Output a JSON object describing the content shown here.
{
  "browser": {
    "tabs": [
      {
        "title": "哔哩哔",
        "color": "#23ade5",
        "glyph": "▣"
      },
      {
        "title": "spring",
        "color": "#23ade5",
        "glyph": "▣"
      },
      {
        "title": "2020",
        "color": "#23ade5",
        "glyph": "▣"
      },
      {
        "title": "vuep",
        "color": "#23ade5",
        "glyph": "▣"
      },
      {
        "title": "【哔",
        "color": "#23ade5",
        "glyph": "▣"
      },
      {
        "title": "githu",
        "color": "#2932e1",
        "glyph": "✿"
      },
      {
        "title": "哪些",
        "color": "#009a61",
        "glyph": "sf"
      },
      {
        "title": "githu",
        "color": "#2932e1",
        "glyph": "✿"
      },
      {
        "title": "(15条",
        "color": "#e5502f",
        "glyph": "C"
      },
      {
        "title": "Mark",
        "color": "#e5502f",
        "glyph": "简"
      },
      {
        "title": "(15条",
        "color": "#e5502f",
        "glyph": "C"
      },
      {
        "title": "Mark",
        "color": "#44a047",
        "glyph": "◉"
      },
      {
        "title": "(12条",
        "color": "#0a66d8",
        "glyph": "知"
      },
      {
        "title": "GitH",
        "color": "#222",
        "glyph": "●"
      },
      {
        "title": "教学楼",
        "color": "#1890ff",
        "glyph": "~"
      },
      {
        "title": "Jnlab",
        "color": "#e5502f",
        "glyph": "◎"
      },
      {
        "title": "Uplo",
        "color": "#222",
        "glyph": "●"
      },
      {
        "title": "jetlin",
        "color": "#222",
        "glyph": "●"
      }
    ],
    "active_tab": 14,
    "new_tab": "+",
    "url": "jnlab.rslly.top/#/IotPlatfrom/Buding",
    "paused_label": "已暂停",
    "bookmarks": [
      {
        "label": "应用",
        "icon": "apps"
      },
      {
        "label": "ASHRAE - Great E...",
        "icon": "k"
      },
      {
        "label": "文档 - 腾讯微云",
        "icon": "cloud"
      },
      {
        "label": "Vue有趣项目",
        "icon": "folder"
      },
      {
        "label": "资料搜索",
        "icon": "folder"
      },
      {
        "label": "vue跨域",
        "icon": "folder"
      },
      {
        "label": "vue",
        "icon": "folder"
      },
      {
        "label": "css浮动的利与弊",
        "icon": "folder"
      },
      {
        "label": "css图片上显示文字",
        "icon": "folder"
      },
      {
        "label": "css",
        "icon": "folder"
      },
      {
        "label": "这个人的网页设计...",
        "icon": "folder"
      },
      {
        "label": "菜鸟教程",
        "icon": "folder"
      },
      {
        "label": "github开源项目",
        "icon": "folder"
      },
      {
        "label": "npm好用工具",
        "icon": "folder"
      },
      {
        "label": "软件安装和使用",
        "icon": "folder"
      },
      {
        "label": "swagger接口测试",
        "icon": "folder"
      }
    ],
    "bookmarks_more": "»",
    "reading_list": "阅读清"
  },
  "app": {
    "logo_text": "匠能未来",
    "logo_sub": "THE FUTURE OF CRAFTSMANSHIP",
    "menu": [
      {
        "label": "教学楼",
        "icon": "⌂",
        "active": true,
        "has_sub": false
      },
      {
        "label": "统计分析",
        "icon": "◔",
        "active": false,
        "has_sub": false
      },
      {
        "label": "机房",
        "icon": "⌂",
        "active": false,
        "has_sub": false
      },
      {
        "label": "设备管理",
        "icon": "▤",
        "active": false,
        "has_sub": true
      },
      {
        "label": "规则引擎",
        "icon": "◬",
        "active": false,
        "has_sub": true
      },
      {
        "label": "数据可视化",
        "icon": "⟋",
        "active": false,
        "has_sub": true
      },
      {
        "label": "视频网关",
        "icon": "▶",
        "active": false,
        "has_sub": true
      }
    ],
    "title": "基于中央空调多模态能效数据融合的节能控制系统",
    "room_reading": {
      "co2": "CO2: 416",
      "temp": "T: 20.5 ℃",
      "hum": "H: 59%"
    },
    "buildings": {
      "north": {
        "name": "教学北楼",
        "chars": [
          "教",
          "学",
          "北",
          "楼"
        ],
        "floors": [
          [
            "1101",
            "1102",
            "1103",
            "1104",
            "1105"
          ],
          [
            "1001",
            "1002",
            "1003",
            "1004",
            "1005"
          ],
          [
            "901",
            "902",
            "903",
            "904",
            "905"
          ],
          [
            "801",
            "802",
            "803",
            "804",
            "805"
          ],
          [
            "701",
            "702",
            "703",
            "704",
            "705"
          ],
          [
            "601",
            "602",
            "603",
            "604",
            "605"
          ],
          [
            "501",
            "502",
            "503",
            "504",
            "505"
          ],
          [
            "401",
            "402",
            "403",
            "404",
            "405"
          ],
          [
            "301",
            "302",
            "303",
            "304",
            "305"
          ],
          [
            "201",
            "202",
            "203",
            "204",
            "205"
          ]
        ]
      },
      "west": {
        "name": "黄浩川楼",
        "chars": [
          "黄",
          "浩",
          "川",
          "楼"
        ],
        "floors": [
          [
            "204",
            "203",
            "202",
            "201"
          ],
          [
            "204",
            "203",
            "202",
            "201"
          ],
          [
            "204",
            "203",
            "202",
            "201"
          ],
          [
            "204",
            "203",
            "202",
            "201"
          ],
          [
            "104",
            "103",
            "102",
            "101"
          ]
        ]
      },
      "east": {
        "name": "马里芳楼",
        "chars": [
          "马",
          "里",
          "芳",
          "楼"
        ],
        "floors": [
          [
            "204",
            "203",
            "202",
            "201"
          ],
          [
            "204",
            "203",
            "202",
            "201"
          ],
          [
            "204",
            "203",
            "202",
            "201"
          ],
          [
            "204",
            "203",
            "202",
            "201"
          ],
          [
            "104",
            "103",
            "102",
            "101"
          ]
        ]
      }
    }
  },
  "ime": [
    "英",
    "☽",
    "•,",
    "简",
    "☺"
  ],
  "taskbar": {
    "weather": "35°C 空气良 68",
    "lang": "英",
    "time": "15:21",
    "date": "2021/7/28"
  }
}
━━━━━━━━━━━━━━━━━━━━
EXERCISE AIM: Your task is to print the whole listing again exactly.

OUTPUT OF THE TASK:
Output a JSON object describing the content shown here.
{
  "browser": {
    "tabs": [
      {
        "title": "哔哩哔",
        "color": "#23ade5",
        "glyph": "▣"
      },
      {
        "title": "spring",
        "color": "#23ade5",
        "glyph": "▣"
      },
      {
        "title": "2020",
        "color": "#23ade5",
        "glyph": "▣"
      },
      {
        "title": "vuep",
        "color": "#23ade5",
        "glyph": "▣"
      },
      {
        "title": "【哔",
        "color": "#23ade5",
        "glyph": "▣"
      },
      {
        "title": "githu",
        "color": "#2932e1",
        "glyph": "✿"
      },
      {
        "title": "哪些",
        "color": "#009a61",
        "glyph": "sf"
      },
      {
        "title": "githu",
        "color": "#2932e1",
        "glyph": "✿"
      },
      {
        "title": "(15条",
        "color": "#e5502f",
        "glyph": "C"
      },
      {
        "title": "Mark",
        "color": "#e5502f",
        "glyph": "简"
      },
      {
        "title": "(15条",
        "color": "#e5502f",
        "glyph": "C"
      },
      {
        "title": "Mark",
        "color": "#44a047",
        "glyph": "◉"
      },
      {
        "title": "(12条",
        "color": "#0a66d8",
        "glyph": "知"
      },
      {
        "title": "GitH",
        "color": "#222",
        "glyph": "●"
      },
      {
        "title": "教学楼",
        "color": "#1890ff",
        "glyph": "~"
      },
      {
        "title": "Jnlab",
        "color": "#e5502f",
        "glyph": "◎"
      },
      {
        "title": "Uplo",
        "color": "#222",
        "glyph": "●"
      },
      {
        "title": "jetlin",
        "color": "#222",
        "glyph": "●"
      }
    ],
    "active_tab": 14,
    "new_tab": "+",
    "url": "jnlab.rslly.top/#/IotPlatfrom/Buding",
    "paused_label": "已暂停",
    "bookmarks": [
      {
        "label": "应用",
        "icon": "apps"
      },
      {
        "label": "ASHRAE - Great E...",
        "icon": "k"
      },
      {
        "label": "文档 - 腾讯微云",
        "icon": "cloud"
      },
      {
        "label": "Vue有趣项目",
        "icon": "folder"
      },
      {
        "label": "资料搜索",
        "icon": "folder"
      },
      {
        "label": "vue跨域",
        "icon": "folder"
      },
      {
        "label": "vue",
        "icon": "folder"
      },
      {
        "label": "css浮动的利与弊",
        "icon": "folder"
      },
      {
        "label": "css图片上显示文字",
        "icon": "folder"
      },
      {
        "label": "css",
        "icon": "folder"
      },
      {
        "label": "这个人的网页设计...",
        "icon": "folder"
      },
      {
        "label": "菜鸟教程",
        "icon": "folder"
      },
      {
        "label": "github开源项目",
        "icon": "folder"
      },
      {
        "label": "npm好用工具",
        "icon": "folder"
      },
      {
        "label": "软件安装和使用",
        "icon": "folder"
      },
      {
        "label": "swagger接口测试",
        "icon": "folder"
      }
    ],
    "bookmarks_more": "»",
    "reading_list": "阅读清"
  },
  "app": {
    "logo_text": "匠能未来",
    "logo_sub": "THE FUTURE OF CRAFTSMANSHIP",
    "menu": [
      {
        "label": "教学楼",
        "icon": "⌂",
        "active": true,
        "has_sub": false
      },
      {
        "label": "统计分析",
        "icon": "◔",
        "active": false,
        "has_sub": false
      },
      {
        "label": "机房",
        "icon": "⌂",
        "active": false,
        "has_sub": false
      },
      {
        "label": "设备管理",
        "icon": "▤",
        "active": false,
        "has_sub": true
      },
      {
        "label": "规则引擎",
        "icon": "◬",
        "active": false,
        "has_sub": true
      },
      {
        "label": "数据可视化",
        "icon": "⟋",
        "active": false,
        "has_sub": true
      },
      {
        "label": "视频网关",
        "icon": "▶",
        "active": false,
        "has_sub": true
      }
    ],
    "title": "基于中央空调多模态能效数据融合的节能控制系统",
    "room_reading": {
      "co2": "CO2: 416",
      "temp": "T: 20.5 ℃",
      "hum": "H: 59%"
    },
    "buildings": {
      "north": {
        "name": "教学北楼",
        "chars": [
          "教",
          "学",
          "北",
          "楼"
        ],
        "floors": [
          [
            "1101",
            "1102",
            "1103",
            "1104",
            "1105"
          ],
          [
            "1001",
            "1002",
            "1003",
            "1004",
            "1005"
          ],
          [
            "901",
            "902",
            "903",
            "904",
            "905"
          ],
          [
            "801",
            "802",
            "803",
            "804",
            "805"
          ],
          [
            "701",
            "702",
            "703",
            "704",
            "705"
          ],
          [
            "601",
            "602",
            "603",
            "604",
            "605"
          ],
          [
            "501",
            "502",
            "503",
            "504",
            "505"
          ],
          [
            "401",
            "402",
            "403",
            "404",
            "405"
          ],
          [
            "301",
            "302",
            "303",
            "304",
            "305"
          ],
          [
            "201",
            "202",
            "203",
            "204",
            "205"
          ]
        ]
      },
      "west": {
        "name": "黄浩川楼",
        "chars": [
          "黄",
          "浩",
          "川",
          "楼"
        ],
        "floors": [
          [
            "204",
            "203",
            "202",
            "201"
          ],
          [
            "204",
            "203",
            "202",
            "201"
          ],
          [
            "204",
            "203",
            "202",
            "201"
          ],
          [
            "204",
            "203",
            "202",
            "201"
          ],
          [
            "104",
            "103",
            "102",
            "101"
          ]
        ]
      },
      "east": {
        "name": "马里芳楼",
        "chars": [
          "马",
          "里",
          "芳",
          "楼"
        ],
        "floors": [
          [
            "204",
            "203",
            "202",
            "201"
          ],
          [
            "204",
            "203",
            "202",
            "201"
          ],
          [
            "204",
            "203",
            "202",
            "201"
          ],
          [
            "204",
            "203",
            "202",
            "201"
          ],
          [
            "104",
            "103",
            "102",
            "101"
          ]
        ]
      }
    }
  },
  "ime": [
    "英",
    "☽",
    "•,",
    "简",
    "☺"
  ],
  "taskbar": {
    "weather": "35°C 空气良 68",
    "lang": "英",
    "time": "15:21",
    "date": "2021/7/28"
  }
}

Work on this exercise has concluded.